▶ STATED EXERCISE
The records below must be copied in full; omit the images.

━━━

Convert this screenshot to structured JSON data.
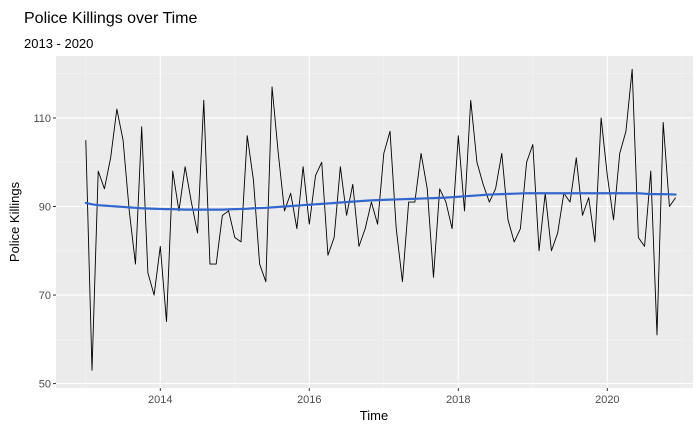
{
  "chart_data": {
    "type": "line",
    "title": "Police Killings over Time",
    "subtitle": "2013 - 2020",
    "xlabel": "Time",
    "ylabel": "Police Killings",
    "xlim": [
      2012.6,
      2021.15
    ],
    "ylim": [
      49,
      124
    ],
    "x_ticks": [
      2014,
      2016,
      2018,
      2020
    ],
    "x_tick_labels": [
      "2014",
      "2016",
      "2018",
      "2020"
    ],
    "y_ticks": [
      50,
      70,
      90,
      110
    ],
    "y_tick_labels": [
      "50",
      "70",
      "90",
      "110"
    ],
    "grid": true,
    "colors": {
      "panel_background": "#ebebeb",
      "grid_major": "#ffffff",
      "grid_minor": "#f4f4f4",
      "data_line": "#000000",
      "trend_line": "#3366cc"
    },
    "series": [
      {
        "values": [
          105,
          53,
          98,
          94,
          101,
          112,
          105,
          89,
          77,
          108,
          75,
          70,
          81,
          64,
          98,
          89,
          99,
          91,
          84,
          114,
          77,
          77,
          88,
          89,
          83,
          82,
          106,
          96,
          77,
          73,
          117,
          102,
          89,
          93,
          85,
          99,
          86,
          97,
          100,
          79,
          83,
          99,
          88,
          95,
          81,
          85,
          91,
          86,
          102,
          107,
          85,
          73,
          91,
          91,
          102,
          94,
          74,
          94,
          91,
          85,
          106,
          89,
          114,
          100,
          95,
          91,
          94,
          102,
          87,
          82,
          85,
          100,
          104,
          80,
          93,
          80,
          84,
          93,
          91,
          101,
          88,
          92,
          82,
          110,
          97,
          87,
          102,
          107,
          121,
          83,
          81,
          98,
          61,
          109,
          90,
          92
        ]
      },
      {
        "values": [
          90.8,
          90.5,
          90.3,
          90.2,
          90.1,
          90.0,
          89.9,
          89.8,
          89.7,
          89.6,
          89.55,
          89.5,
          89.45,
          89.4,
          89.4,
          89.35,
          89.3,
          89.3,
          89.3,
          89.3,
          89.3,
          89.3,
          89.3,
          89.35,
          89.4,
          89.45,
          89.5,
          89.6,
          89.65,
          89.7,
          89.8,
          89.9,
          90.0,
          90.1,
          90.2,
          90.3,
          90.4,
          90.5,
          90.6,
          90.7,
          90.8,
          90.9,
          91.0,
          91.1,
          91.2,
          91.3,
          91.4,
          91.45,
          91.5,
          91.55,
          91.6,
          91.65,
          91.7,
          91.75,
          91.8,
          91.85,
          91.9,
          91.95,
          92.0,
          92.1,
          92.2,
          92.3,
          92.4,
          92.5,
          92.6,
          92.7,
          92.75,
          92.8,
          92.85,
          92.9,
          92.95,
          93.0,
          93.0,
          93.0,
          93.0,
          93.0,
          93.0,
          93.0,
          93.0,
          93.0,
          93.0,
          93.0,
          93.0,
          93.0,
          93.0,
          93.0,
          93.0,
          93.0,
          93.0,
          93.0,
          92.9,
          92.8,
          92.8,
          92.8,
          92.75,
          92.7
        ]
      }
    ]
  }
}
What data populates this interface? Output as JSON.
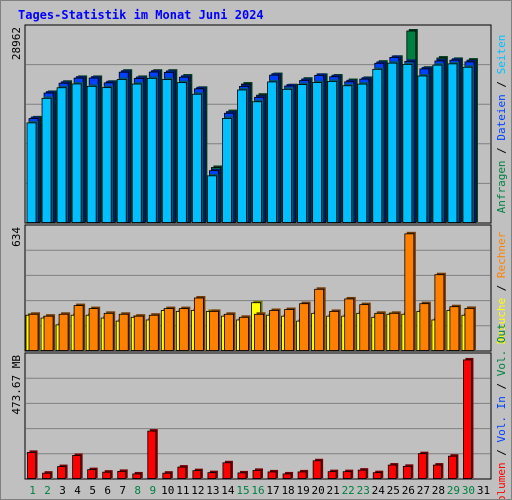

━━━

▶ SOLUTION FOR THIS EXERCISE
Convert this screenshot to structured JSON data.
{
  "chart_data": {
    "type": "line",
    "title": "Police Killings over Time",
    "subtitle": "2013 - 2020",
    "xlabel": "Time",
    "ylabel": "Police Killings",
    "xlim": [
      2012.6,
      2021.15
    ],
    "ylim": [
      49,
      124
    ],
    "x_ticks": [
      2014,
      2016,
      2018,
      2020
    ],
    "x_tick_labels": [
      "2014",
      "2016",
      "2018",
      "2020"
    ],
    "y_ticks": [
      50,
      70,
      90,
      110
    ],
    "y_tick_labels": [
      "50",
      "70",
      "90",
      "110"
    ],
    "grid": true,
    "colors": {
      "panel_background": "#ebebeb",
      "grid_major": "#ffffff",
      "grid_minor": "#f4f4f4",
      "data_line": "#000000",
      "trend_line": "#3366cc"
    },
    "series": [
      {
        "values": [
          105,
          53,
          98,
          94,
          101,
          112,
          105,
          89,
          77,
          108,
          75,
          70,
          81,
          64,
          98,
          89,
          99,
          91,
          84,
          114,
          77,
          77,
          88,
          89,
          83,
          82,
          106,
          96,
          77,
          73,
          117,
          102,
          89,
          93,
          85,
          99,
          86,
          97,
          100,
          79,
          83,
          99,
          88,
          95,
          81,
          85,
          91,
          86,
          102,
          107,
          85,
          73,
          91,
          91,
          102,
          94,
          74,
          94,
          91,
          85,
          106,
          89,
          114,
          100,
          95,
          91,
          94,
          102,
          87,
          82,
          85,
          100,
          104,
          80,
          93,
          80,
          84,
          93,
          91,
          101,
          88,
          92,
          82,
          110,
          97,
          87,
          102,
          107,
          121,
          83,
          81,
          98,
          61,
          109,
          90,
          92
        ]
      },
      {
        "values": [
          90.8,
          90.5,
          90.3,
          90.2,
          90.1,
          90.0,
          89.9,
          89.8,
          89.7,
          89.6,
          89.55,
          89.5,
          89.45,
          89.4,
          89.4,
          89.35,
          89.3,
          89.3,
          89.3,
          89.3,
          89.3,
          89.3,
          89.3,
          89.35,
          89.4,
          89.45,
          89.5,
          89.6,
          89.65,
          89.7,
          89.8,
          89.9,
          90.0,
          90.1,
          90.2,
          90.3,
          90.4,
          90.5,
          90.6,
          90.7,
          90.8,
          90.9,
          91.0,
          91.1,
          91.2,
          91.3,
          91.4,
          91.45,
          91.5,
          91.55,
          91.6,
          91.65,
          91.7,
          91.75,
          91.8,
          91.85,
          91.9,
          91.95,
          92.0,
          92.1,
          92.2,
          92.3,
          92.4,
          92.5,
          92.6,
          92.7,
          92.75,
          92.8,
          92.85,
          92.9,
          92.95,
          93.0,
          93.0,
          93.0,
          93.0,
          93.0,
          93.0,
          93.0,
          93.0,
          93.0,
          93.0,
          93.0,
          93.0,
          93.0,
          93.0,
          93.0,
          93.0,
          93.0,
          93.0,
          93.0,
          92.9,
          92.8,
          92.8,
          92.8,
          92.75,
          92.7
        ]
      }
    ]
  }
}
What data populates this interface? Output as JSON.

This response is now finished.